> Exercise instructions: Across the entries below, how many lines contain the string "соединения"? Give only the count.

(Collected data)
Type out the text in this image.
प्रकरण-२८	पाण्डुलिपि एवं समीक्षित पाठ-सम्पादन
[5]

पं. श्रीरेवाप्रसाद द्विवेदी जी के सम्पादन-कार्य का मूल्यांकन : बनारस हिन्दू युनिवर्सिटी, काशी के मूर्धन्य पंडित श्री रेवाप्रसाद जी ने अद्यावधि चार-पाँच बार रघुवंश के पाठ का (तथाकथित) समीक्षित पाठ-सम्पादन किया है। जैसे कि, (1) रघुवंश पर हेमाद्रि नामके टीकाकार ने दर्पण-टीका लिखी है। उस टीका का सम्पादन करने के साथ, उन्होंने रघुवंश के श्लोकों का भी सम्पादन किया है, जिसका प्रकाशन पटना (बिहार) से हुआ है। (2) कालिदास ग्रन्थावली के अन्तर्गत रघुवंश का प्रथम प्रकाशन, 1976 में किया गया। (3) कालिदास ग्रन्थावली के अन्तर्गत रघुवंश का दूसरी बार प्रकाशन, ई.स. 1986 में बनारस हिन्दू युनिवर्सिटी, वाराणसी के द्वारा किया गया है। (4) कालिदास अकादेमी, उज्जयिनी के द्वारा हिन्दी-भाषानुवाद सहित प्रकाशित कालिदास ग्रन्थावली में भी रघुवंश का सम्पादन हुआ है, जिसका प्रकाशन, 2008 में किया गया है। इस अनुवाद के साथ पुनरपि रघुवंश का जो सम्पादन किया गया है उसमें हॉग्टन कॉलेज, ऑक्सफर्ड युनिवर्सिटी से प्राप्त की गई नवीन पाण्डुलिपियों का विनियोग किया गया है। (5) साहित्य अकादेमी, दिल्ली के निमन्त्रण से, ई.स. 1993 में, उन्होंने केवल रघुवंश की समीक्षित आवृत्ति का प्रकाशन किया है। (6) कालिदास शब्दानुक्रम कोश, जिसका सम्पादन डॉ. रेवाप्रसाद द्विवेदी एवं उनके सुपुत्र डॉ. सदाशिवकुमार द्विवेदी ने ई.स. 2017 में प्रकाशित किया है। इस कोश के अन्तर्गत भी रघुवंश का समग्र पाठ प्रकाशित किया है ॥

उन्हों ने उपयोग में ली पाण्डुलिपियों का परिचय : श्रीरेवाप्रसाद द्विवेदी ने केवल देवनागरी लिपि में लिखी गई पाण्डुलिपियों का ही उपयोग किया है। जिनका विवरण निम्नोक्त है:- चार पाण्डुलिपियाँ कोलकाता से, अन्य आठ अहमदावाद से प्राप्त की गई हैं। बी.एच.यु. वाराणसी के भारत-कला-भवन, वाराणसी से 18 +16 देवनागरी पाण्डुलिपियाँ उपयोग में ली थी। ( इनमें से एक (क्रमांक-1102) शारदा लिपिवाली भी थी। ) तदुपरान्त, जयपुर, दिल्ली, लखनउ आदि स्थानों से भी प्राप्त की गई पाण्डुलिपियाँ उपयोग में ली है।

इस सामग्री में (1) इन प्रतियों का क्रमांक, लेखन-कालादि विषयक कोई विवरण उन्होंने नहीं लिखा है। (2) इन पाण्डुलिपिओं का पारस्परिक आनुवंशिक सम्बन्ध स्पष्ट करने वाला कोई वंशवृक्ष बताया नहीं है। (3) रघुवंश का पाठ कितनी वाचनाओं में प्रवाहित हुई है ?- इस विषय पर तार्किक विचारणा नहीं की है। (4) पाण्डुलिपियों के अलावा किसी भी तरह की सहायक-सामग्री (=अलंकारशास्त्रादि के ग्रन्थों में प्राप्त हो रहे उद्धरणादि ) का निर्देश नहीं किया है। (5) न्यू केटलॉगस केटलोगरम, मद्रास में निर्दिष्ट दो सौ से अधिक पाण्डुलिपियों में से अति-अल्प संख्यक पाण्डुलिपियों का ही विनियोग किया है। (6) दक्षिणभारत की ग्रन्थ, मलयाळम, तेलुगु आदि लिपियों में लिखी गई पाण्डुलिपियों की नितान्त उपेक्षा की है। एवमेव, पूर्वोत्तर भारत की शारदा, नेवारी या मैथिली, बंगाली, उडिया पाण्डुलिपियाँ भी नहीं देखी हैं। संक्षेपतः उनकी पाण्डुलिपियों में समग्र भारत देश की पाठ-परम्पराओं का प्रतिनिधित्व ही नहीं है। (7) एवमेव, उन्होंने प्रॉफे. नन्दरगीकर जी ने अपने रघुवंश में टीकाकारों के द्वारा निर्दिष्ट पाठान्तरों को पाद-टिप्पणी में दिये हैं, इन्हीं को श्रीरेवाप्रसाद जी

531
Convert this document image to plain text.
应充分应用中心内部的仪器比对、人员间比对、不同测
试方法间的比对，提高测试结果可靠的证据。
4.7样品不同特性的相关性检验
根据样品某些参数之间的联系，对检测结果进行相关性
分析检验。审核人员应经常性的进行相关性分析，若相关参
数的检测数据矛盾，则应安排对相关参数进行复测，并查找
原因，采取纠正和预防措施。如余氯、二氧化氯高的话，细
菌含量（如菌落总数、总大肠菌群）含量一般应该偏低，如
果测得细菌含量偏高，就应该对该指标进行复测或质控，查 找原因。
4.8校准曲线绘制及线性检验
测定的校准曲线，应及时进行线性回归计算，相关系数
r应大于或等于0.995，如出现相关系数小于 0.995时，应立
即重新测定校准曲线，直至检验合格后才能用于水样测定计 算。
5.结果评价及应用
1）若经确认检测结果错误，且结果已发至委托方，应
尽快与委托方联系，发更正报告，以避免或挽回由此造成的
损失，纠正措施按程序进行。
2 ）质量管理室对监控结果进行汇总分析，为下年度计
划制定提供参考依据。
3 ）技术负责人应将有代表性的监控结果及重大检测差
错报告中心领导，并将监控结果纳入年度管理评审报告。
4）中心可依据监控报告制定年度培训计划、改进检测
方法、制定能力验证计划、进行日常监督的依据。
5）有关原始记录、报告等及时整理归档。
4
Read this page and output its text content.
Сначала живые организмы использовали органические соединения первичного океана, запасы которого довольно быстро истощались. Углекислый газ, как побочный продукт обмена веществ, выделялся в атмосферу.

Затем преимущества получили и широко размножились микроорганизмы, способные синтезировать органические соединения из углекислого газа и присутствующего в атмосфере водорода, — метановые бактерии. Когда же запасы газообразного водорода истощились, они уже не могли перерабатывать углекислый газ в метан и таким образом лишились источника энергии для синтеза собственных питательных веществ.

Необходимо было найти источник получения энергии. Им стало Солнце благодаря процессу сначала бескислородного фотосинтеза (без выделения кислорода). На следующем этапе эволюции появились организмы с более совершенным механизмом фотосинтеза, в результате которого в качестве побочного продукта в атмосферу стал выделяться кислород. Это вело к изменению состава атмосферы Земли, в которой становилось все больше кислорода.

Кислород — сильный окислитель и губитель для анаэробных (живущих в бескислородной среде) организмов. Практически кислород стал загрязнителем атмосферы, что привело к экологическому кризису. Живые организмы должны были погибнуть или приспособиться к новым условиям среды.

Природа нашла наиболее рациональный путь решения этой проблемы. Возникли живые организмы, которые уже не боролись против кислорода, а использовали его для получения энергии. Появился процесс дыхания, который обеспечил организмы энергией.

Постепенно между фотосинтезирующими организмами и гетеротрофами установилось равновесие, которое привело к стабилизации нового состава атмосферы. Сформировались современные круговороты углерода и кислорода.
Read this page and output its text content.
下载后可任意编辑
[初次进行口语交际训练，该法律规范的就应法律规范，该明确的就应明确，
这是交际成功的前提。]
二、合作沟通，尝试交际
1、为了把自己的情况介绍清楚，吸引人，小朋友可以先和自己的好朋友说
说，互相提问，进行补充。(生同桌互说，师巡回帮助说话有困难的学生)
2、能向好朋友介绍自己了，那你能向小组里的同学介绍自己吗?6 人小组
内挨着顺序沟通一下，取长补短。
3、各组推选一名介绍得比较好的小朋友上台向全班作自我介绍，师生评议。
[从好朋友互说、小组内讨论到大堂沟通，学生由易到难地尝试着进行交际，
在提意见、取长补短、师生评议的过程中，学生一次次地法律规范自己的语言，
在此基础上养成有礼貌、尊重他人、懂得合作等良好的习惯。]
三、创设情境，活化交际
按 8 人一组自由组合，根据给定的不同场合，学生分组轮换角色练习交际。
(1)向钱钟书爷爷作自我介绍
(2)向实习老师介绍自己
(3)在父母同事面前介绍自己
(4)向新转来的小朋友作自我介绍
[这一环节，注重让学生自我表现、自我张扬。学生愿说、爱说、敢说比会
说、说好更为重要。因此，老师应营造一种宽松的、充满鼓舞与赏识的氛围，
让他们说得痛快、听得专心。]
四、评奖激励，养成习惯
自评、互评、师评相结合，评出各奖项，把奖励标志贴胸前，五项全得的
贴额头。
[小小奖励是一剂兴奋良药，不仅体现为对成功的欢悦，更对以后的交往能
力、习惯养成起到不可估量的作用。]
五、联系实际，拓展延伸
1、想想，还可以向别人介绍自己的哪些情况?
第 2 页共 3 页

> Result for this exercise: 2